Reproduce the records verbatim from their first line through the line containing "hour-tick-label: 06 [253,1113,272,1131]", including both of those lines.

#### MATERIAL TO PROCESS

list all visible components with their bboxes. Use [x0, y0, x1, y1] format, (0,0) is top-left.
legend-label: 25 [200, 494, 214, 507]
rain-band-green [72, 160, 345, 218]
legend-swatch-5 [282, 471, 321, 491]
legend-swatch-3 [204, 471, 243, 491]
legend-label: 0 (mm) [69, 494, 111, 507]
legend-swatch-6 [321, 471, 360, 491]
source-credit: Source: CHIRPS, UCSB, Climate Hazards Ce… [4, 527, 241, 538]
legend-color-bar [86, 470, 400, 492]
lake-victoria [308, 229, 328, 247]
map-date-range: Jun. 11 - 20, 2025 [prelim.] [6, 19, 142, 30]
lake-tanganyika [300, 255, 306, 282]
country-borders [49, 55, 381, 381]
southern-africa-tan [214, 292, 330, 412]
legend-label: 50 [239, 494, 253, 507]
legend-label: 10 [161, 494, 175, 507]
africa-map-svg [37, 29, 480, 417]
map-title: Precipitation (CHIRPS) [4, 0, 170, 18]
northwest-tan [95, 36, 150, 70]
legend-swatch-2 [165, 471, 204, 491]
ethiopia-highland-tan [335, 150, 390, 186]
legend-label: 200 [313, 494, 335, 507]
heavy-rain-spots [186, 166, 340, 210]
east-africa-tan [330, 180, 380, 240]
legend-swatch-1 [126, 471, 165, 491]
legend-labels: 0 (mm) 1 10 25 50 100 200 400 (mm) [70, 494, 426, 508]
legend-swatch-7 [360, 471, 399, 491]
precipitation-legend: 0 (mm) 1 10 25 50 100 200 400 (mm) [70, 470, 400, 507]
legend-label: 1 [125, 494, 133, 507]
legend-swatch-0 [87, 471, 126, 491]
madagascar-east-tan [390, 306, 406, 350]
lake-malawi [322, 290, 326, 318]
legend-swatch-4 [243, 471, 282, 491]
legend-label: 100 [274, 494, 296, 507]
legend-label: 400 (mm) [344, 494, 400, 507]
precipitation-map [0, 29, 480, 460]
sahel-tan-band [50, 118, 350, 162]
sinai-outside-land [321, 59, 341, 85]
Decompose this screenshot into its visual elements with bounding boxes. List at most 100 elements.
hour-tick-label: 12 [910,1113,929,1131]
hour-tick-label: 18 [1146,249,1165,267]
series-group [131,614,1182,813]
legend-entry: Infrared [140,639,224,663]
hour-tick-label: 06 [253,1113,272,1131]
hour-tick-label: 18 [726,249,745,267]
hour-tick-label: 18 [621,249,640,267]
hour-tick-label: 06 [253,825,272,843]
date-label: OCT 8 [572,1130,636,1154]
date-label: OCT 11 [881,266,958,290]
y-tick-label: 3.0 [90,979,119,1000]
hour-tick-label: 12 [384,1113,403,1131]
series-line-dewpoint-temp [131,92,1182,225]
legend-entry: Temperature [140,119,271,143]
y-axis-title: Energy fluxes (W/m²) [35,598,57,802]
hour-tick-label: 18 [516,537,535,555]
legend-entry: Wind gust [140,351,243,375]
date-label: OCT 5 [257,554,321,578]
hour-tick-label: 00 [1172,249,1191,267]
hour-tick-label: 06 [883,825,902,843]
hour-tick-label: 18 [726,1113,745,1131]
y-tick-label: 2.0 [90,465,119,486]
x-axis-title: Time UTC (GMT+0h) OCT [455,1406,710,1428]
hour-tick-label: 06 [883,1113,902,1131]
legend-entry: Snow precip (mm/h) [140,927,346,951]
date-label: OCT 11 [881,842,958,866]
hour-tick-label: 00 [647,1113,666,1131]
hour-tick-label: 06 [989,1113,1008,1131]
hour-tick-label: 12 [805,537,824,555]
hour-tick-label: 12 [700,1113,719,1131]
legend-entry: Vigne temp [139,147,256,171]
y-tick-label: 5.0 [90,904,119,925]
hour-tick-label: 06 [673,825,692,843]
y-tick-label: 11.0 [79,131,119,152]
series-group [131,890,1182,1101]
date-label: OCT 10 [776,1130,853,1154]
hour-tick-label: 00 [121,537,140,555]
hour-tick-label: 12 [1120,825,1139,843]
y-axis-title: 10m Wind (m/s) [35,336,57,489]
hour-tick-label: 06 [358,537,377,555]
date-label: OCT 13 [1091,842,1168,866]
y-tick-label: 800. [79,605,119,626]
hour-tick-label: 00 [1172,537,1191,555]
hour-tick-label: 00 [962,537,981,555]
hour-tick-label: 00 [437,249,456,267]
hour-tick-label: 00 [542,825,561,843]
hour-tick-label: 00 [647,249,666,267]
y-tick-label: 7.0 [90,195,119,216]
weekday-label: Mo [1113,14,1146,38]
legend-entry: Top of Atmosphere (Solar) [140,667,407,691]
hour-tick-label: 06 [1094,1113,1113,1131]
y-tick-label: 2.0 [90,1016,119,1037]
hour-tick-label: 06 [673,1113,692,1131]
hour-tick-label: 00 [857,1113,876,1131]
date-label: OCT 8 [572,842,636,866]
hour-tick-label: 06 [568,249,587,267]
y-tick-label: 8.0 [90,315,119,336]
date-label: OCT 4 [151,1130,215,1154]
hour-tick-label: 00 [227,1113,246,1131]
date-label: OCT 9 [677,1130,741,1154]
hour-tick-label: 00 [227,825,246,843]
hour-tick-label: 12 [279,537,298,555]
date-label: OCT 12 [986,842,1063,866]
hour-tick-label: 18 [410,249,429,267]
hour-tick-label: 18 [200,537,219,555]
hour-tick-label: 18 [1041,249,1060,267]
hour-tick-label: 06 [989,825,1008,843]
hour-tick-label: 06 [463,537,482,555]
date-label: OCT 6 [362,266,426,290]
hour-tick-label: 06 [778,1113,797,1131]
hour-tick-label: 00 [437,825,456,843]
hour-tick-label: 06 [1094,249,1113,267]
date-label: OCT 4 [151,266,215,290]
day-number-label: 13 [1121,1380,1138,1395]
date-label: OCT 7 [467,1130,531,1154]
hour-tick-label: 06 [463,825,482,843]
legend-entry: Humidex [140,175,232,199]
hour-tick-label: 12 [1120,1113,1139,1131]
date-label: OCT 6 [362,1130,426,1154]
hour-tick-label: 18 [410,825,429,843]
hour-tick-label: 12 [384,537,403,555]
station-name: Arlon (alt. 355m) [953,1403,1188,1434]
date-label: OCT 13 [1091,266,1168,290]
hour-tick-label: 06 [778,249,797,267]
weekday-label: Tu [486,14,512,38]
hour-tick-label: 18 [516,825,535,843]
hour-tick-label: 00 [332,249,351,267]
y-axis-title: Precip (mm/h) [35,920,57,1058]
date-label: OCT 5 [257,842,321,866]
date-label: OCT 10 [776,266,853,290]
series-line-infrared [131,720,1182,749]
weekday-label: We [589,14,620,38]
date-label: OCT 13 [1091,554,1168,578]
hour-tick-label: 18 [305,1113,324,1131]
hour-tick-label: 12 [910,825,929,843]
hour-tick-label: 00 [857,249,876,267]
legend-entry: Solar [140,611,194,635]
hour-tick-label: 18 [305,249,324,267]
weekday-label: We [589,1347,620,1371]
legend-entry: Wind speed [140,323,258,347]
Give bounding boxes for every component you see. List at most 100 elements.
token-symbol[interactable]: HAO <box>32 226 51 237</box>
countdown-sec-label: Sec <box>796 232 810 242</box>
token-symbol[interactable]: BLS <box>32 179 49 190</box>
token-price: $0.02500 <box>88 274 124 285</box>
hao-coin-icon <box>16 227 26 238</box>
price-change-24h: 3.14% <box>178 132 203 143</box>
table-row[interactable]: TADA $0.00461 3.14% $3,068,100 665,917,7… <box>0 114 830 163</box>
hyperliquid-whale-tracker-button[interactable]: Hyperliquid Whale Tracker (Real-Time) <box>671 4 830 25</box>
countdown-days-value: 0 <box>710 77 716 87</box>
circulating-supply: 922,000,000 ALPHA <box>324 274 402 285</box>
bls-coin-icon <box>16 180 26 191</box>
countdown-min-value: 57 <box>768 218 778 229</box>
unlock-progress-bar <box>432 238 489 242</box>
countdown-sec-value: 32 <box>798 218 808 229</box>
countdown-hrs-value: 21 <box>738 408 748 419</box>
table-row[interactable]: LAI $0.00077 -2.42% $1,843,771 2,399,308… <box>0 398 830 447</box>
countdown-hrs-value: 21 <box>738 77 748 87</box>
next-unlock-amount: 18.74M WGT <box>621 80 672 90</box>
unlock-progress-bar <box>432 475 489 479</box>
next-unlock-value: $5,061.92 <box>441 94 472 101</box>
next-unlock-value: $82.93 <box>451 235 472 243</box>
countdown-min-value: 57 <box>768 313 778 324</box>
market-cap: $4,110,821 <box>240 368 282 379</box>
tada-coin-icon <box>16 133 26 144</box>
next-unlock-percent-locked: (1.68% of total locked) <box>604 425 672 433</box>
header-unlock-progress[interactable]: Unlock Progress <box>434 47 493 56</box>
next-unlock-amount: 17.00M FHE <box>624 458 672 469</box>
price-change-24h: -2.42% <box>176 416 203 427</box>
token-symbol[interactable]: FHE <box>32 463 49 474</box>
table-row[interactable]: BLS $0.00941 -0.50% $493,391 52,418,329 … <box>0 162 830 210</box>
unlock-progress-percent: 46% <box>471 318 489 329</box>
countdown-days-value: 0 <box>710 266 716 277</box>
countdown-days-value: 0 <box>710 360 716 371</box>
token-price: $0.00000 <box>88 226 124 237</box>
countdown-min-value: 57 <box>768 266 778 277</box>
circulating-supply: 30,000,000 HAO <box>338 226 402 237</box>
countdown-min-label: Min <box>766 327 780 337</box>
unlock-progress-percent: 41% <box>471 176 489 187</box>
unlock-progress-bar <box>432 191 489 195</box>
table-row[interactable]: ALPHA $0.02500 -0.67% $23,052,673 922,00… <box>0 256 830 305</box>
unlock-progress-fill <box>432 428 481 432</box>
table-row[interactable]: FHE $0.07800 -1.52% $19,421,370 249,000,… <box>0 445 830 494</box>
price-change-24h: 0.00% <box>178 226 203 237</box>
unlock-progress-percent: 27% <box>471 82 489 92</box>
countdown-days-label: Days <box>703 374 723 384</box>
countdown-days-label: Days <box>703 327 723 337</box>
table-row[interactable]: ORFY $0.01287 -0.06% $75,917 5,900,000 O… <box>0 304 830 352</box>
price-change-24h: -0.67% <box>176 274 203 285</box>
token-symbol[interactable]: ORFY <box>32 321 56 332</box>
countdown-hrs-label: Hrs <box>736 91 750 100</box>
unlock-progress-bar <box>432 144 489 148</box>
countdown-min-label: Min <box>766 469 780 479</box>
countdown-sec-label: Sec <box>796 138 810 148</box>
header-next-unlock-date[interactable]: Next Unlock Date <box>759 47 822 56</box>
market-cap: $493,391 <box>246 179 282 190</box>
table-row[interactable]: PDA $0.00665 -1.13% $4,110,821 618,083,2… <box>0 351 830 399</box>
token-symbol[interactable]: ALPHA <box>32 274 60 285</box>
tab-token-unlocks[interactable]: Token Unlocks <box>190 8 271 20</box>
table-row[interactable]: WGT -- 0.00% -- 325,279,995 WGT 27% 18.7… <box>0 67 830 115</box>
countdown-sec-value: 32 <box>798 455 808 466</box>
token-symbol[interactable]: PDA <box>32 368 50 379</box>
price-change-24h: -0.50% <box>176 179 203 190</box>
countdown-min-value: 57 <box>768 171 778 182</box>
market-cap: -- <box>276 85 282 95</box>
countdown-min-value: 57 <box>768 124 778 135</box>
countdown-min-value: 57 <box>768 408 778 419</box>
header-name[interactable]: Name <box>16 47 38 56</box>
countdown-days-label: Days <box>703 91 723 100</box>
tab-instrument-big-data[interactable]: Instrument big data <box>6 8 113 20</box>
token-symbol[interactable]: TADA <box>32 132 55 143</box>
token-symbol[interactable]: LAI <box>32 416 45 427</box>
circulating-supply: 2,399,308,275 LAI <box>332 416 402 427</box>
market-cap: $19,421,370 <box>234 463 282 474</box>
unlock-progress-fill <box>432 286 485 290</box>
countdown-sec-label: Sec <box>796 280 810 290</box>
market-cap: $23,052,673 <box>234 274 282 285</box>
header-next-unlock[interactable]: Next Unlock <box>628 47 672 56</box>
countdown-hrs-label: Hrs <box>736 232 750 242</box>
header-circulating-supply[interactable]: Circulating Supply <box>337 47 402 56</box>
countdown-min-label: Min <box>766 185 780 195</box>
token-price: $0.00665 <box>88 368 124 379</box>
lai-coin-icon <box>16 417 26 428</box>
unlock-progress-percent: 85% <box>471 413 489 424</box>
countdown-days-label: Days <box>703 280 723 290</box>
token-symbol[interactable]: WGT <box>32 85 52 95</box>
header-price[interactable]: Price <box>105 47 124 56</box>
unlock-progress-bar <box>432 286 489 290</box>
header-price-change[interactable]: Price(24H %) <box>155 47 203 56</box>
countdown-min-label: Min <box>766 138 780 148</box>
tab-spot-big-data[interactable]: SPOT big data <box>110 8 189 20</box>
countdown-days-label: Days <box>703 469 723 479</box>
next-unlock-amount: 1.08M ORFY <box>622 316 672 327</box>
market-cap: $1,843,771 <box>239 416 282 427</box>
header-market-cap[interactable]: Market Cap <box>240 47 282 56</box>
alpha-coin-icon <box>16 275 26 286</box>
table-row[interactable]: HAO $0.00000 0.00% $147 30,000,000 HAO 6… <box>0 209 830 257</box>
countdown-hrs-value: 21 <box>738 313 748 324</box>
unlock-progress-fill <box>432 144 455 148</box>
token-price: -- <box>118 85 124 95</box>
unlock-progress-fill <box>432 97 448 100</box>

########

• _ANSWER TO THE TASK_:
list all visible components with their bboxes. Use [x0, y0, x1, y1] format, (0,0) is top-left.
legend-label: 25 [200, 494, 214, 507]
rain-band-green [72, 160, 345, 218]
legend-swatch-5 [282, 471, 321, 491]
legend-swatch-3 [204, 471, 243, 491]
legend-label: 0 (mm) [69, 494, 111, 507]
legend-swatch-6 [321, 471, 360, 491]
source-credit: Source: CHIRPS, UCSB, Climate Hazards Ce… [4, 527, 241, 538]
legend-color-bar [86, 470, 400, 492]
lake-victoria [308, 229, 328, 247]
map-date-range: Jun. 11 - 20, 2025 [prelim.] [6, 19, 142, 30]
lake-tanganyika [300, 255, 306, 282]
country-borders [49, 55, 381, 381]
southern-africa-tan [214, 292, 330, 412]
legend-label: 50 [239, 494, 253, 507]
legend-label: 10 [161, 494, 175, 507]
africa-map-svg [37, 29, 480, 417]
map-title: Precipitation (CHIRPS) [4, 0, 170, 18]
northwest-tan [95, 36, 150, 70]
legend-swatch-2 [165, 471, 204, 491]
ethiopia-highland-tan [335, 150, 390, 186]
legend-label: 200 [313, 494, 335, 507]
heavy-rain-spots [186, 166, 340, 210]
east-africa-tan [330, 180, 380, 240]
legend-swatch-1 [126, 471, 165, 491]
legend-labels: 0 (mm) 1 10 25 50 100 200 400 (mm) [70, 494, 426, 508]
legend-swatch-7 [360, 471, 399, 491]
precipitation-legend: 0 (mm) 1 10 25 50 100 200 400 (mm) [70, 470, 400, 507]
legend-label: 1 [125, 494, 133, 507]
legend-swatch-0 [87, 471, 126, 491]
madagascar-east-tan [390, 306, 406, 350]
lake-malawi [322, 290, 326, 318]
legend-swatch-4 [243, 471, 282, 491]
legend-label: 100 [274, 494, 296, 507]
legend-label: 400 (mm) [344, 494, 400, 507]
precipitation-map [0, 29, 480, 460]
sahel-tan-band [50, 118, 350, 162]
sinai-outside-land [321, 59, 341, 85]
Decompose this screenshot into its visual elements with bounding boxes. List at most 100 elements.
hour-tick-label: 12 [910,1113,929,1131]
hour-tick-label: 18 [1146,249,1165,267]
series-group [131,614,1182,813]
legend-entry: Infrared [140,639,224,663]
hour-tick-label: 06 [253,1113,272,1131]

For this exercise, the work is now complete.